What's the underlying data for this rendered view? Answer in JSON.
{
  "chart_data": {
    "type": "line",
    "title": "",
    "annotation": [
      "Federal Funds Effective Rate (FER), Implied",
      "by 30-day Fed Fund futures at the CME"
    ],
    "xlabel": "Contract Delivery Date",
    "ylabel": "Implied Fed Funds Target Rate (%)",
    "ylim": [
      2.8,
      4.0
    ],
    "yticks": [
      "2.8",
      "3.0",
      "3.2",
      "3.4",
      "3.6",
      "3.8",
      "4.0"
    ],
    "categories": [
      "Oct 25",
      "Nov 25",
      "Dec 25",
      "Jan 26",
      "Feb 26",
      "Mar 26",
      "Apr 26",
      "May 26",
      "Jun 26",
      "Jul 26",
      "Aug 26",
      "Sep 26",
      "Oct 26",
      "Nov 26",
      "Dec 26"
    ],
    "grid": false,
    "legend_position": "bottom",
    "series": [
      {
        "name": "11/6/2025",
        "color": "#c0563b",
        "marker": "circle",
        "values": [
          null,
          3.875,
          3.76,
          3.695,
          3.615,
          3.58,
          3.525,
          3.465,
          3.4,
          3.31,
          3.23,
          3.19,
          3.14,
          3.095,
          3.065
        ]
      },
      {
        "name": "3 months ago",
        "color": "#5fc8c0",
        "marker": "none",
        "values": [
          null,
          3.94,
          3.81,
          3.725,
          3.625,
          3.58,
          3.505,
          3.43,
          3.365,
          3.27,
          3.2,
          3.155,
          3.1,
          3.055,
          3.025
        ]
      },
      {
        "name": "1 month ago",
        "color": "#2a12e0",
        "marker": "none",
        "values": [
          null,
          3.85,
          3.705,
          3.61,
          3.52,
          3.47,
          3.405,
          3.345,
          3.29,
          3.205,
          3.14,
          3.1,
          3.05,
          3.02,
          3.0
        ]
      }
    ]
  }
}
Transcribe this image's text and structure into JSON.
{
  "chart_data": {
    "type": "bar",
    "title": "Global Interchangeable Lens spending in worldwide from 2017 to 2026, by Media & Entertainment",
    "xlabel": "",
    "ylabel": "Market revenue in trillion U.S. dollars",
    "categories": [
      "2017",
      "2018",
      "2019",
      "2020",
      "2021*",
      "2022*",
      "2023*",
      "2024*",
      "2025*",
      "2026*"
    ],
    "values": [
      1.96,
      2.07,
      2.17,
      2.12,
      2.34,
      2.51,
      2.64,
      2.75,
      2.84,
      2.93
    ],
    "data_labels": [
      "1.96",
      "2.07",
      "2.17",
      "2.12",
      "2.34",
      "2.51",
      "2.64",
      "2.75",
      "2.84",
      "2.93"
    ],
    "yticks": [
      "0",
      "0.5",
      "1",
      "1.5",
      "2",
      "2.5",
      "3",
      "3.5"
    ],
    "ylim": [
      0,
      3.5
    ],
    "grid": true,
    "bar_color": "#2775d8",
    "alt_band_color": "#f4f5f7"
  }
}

————

TASK REQUIREMENTS: Restate each record exactly as written.

OUTPUT FOR THIS TASK:
What's the underlying data for this rendered view? Answer in JSON.
{
  "chart_data": {
    "type": "line",
    "title": "",
    "annotation": [
      "Federal Funds Effective Rate (FER), Implied",
      "by 30-day Fed Fund futures at the CME"
    ],
    "xlabel": "Contract Delivery Date",
    "ylabel": "Implied Fed Funds Target Rate (%)",
    "ylim": [
      2.8,
      4.0
    ],
    "yticks": [
      "2.8",
      "3.0",
      "3.2",
      "3.4",
      "3.6",
      "3.8",
      "4.0"
    ],
    "categories": [
      "Oct 25",
      "Nov 25",
      "Dec 25",
      "Jan 26",
      "Feb 26",
      "Mar 26",
      "Apr 26",
      "May 26",
      "Jun 26",
      "Jul 26",
      "Aug 26",
      "Sep 26",
      "Oct 26",
      "Nov 26",
      "Dec 26"
    ],
    "grid": false,
    "legend_position": "bottom",
    "series": [
      {
        "name": "11/6/2025",
        "color": "#c0563b",
        "marker": "circle",
        "values": [
          null,
          3.875,
          3.76,
          3.695,
          3.615,
          3.58,
          3.525,
          3.465,
          3.4,
          3.31,
          3.23,
          3.19,
          3.14,
          3.095,
          3.065
        ]
      },
      {
        "name": "3 months ago",
        "color": "#5fc8c0",
        "marker": "none",
        "values": [
          null,
          3.94,
          3.81,
          3.725,
          3.625,
          3.58,
          3.505,
          3.43,
          3.365,
          3.27,
          3.2,
          3.155,
          3.1,
          3.055,
          3.025
        ]
      },
      {
        "name": "1 month ago",
        "color": "#2a12e0",
        "marker": "none",
        "values": [
          null,
          3.85,
          3.705,
          3.61,
          3.52,
          3.47,
          3.405,
          3.345,
          3.29,
          3.205,
          3.14,
          3.1,
          3.05,
          3.02,
          3.0
        ]
      }
    ]
  }
}
Transcribe this image's text and structure into JSON.
{
  "chart_data": {
    "type": "bar",
    "title": "Global Interchangeable Lens spending in worldwide from 2017 to 2026, by Media & Entertainment",
    "xlabel": "",
    "ylabel": "Market revenue in trillion U.S. dollars",
    "categories": [
      "2017",
      "2018",
      "2019",
      "2020",
      "2021*",
      "2022*",
      "2023*",
      "2024*",
      "2025*",
      "2026*"
    ],
    "values": [
      1.96,
      2.07,
      2.17,
      2.12,
      2.34,
      2.51,
      2.64,
      2.75,
      2.84,
      2.93
    ],
    "data_labels": [
      "1.96",
      "2.07",
      "2.17",
      "2.12",
      "2.34",
      "2.51",
      "2.64",
      "2.75",
      "2.84",
      "2.93"
    ],
    "yticks": [
      "0",
      "0.5",
      "1",
      "1.5",
      "2",
      "2.5",
      "3",
      "3.5"
    ],
    "ylim": [
      0,
      3.5
    ],
    "grid": true,
    "bar_color": "#2775d8",
    "alt_band_color": "#f4f5f7"
  }
}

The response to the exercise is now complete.